(Data entries)
◇ ◇ ◇ ◇ ◇

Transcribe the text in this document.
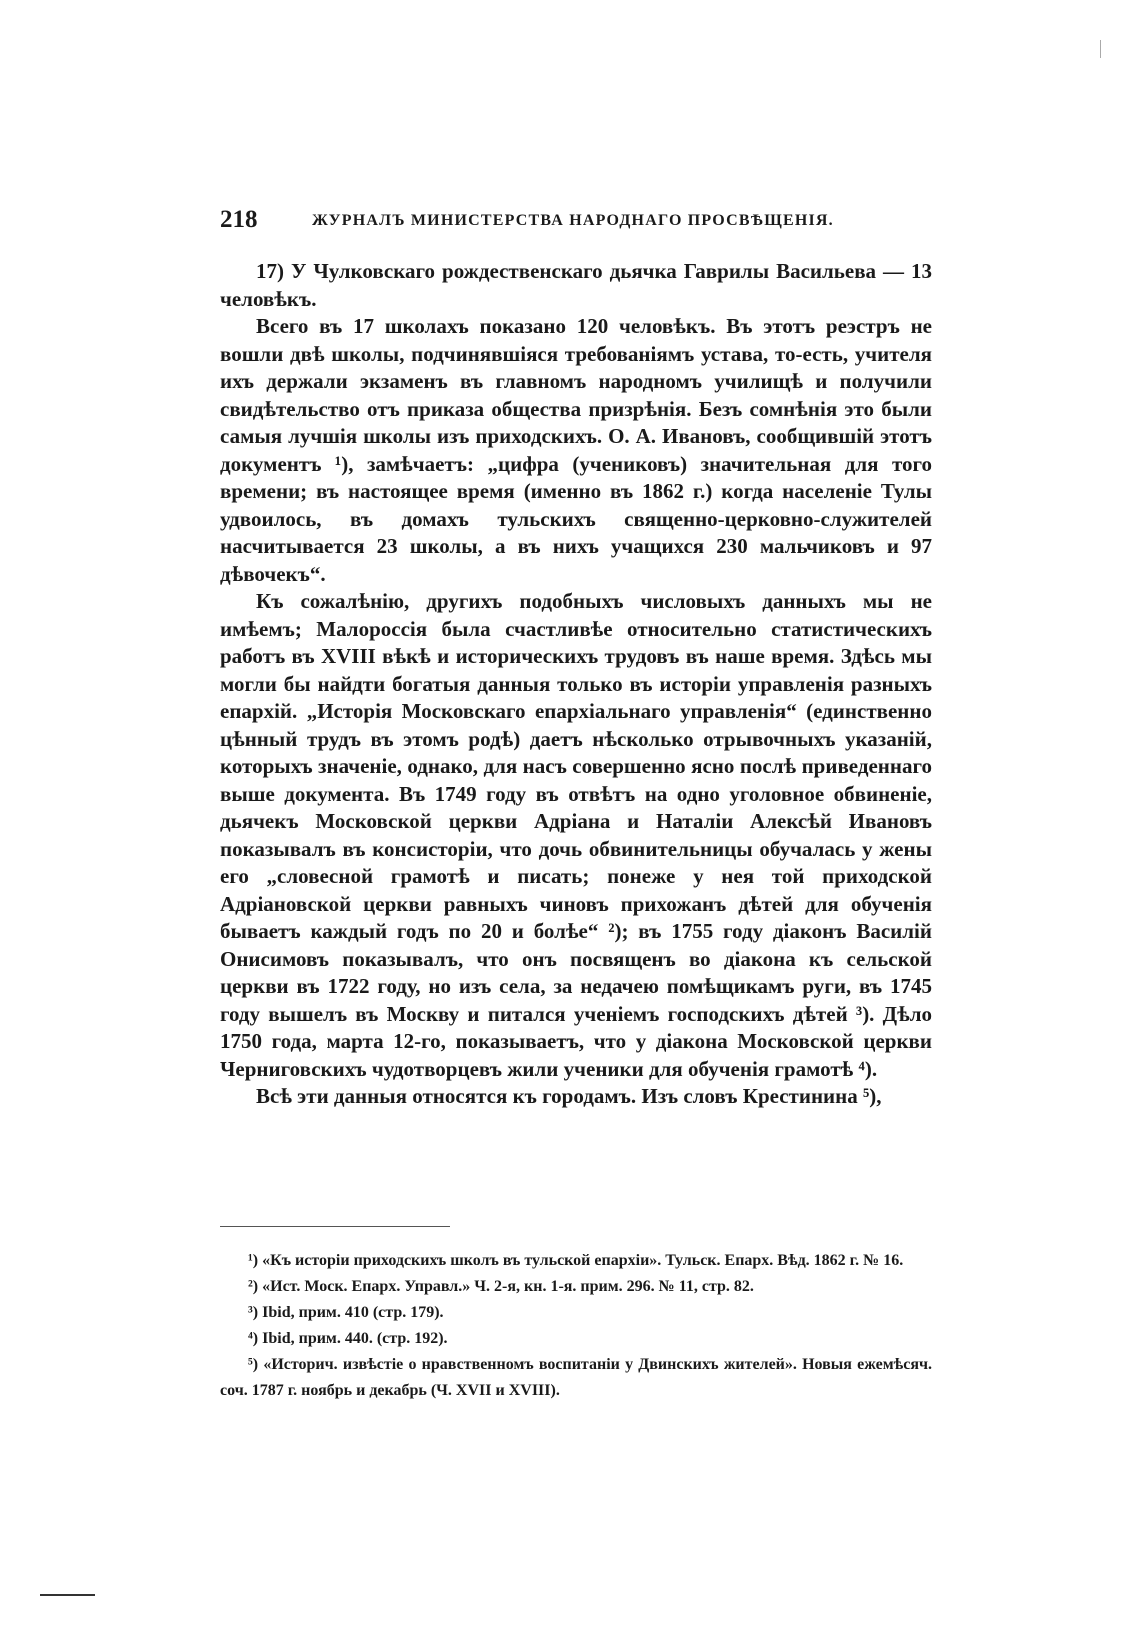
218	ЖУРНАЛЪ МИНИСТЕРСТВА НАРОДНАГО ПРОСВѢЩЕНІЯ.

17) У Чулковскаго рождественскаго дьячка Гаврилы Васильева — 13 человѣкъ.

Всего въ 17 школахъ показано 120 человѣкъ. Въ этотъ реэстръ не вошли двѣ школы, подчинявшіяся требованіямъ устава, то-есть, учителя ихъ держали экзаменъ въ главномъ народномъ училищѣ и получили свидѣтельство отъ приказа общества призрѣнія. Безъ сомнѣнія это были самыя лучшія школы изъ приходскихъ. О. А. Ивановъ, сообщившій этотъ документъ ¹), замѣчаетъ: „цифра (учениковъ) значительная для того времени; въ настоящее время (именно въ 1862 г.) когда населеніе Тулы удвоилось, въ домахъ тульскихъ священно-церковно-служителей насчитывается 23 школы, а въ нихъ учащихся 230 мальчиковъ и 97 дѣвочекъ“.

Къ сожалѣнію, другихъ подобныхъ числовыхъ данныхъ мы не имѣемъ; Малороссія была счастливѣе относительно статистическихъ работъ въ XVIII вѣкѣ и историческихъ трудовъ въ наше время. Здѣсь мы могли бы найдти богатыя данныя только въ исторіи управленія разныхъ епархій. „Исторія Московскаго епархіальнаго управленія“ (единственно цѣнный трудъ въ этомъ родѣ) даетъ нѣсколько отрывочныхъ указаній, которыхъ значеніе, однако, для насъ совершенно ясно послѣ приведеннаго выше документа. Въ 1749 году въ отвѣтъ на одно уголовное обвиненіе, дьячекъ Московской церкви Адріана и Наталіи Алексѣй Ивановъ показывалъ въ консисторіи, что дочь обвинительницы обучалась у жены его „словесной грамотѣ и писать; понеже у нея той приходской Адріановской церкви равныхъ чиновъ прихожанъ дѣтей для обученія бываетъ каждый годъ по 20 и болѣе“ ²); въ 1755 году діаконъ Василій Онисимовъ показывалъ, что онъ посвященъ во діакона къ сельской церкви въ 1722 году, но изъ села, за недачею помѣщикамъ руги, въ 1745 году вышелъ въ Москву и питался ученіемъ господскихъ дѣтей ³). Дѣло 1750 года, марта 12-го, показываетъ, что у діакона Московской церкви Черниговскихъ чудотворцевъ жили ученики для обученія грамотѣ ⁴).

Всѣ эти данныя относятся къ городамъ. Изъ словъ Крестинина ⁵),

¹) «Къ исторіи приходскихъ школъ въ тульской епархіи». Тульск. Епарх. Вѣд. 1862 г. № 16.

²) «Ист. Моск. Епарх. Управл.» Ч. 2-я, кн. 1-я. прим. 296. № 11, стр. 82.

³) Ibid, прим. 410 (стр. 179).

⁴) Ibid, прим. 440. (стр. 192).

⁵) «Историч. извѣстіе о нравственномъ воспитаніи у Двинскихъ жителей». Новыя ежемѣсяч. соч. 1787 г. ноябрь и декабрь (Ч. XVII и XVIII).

◇ ◇ ◇ ◇ ◇

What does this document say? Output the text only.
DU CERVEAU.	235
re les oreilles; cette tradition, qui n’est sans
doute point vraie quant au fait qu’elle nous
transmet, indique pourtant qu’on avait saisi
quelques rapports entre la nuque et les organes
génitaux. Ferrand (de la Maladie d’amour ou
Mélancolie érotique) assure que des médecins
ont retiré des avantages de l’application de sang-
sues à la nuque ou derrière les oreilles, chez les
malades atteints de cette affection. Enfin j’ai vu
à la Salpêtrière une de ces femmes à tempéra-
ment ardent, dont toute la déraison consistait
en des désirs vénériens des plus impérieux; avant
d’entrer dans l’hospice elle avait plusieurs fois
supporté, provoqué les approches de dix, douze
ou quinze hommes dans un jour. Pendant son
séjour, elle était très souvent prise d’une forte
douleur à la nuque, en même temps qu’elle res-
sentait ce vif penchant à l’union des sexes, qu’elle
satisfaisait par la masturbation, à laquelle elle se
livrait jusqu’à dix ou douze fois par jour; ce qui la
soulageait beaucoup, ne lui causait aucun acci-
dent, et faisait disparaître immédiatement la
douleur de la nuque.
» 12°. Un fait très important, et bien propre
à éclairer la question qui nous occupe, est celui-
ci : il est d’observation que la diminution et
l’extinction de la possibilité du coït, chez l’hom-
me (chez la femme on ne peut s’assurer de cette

◇ ◇ ◇ ◇ ◇

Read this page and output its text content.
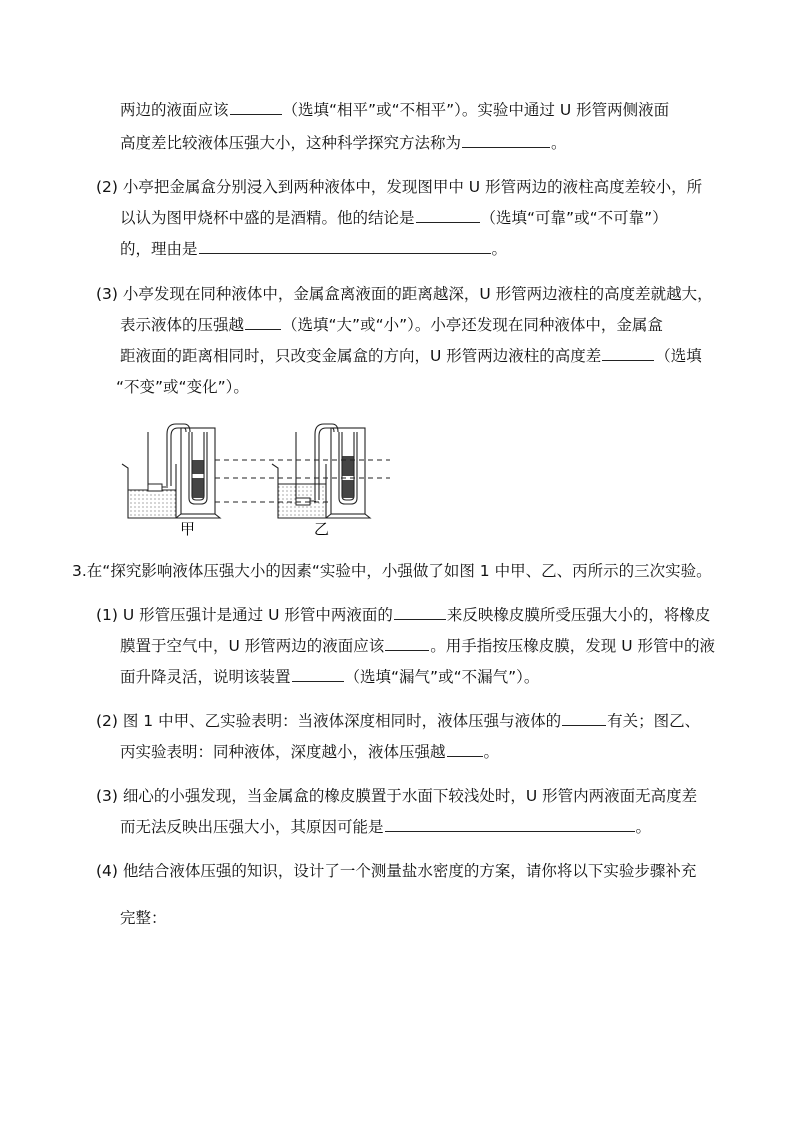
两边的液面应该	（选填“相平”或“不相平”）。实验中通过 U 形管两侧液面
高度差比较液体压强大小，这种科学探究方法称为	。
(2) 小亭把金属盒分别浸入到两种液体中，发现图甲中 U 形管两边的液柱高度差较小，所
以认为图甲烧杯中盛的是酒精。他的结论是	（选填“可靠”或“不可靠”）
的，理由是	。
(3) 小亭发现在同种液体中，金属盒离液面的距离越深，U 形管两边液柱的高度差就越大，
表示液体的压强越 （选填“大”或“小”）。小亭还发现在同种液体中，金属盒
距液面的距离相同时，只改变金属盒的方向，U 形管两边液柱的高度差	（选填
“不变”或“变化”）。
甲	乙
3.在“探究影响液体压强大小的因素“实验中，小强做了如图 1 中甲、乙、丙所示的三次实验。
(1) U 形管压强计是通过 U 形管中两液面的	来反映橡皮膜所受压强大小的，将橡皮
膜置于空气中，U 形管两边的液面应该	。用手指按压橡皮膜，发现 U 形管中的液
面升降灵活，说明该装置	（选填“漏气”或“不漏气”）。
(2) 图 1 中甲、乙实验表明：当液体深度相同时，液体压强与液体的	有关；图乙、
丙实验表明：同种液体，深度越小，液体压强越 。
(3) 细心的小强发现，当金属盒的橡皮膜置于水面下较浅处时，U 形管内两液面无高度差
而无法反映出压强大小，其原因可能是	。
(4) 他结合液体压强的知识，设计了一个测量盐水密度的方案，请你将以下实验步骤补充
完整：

◇ ◇ ◇ ◇ ◇

Pick each line holding the word "fois" out of the data and copy it.

Answer below
d’entrer dans l’hospice elle avait plusieurs fois
livrait jusqu’à dix ou douze fois par jour; ce qui la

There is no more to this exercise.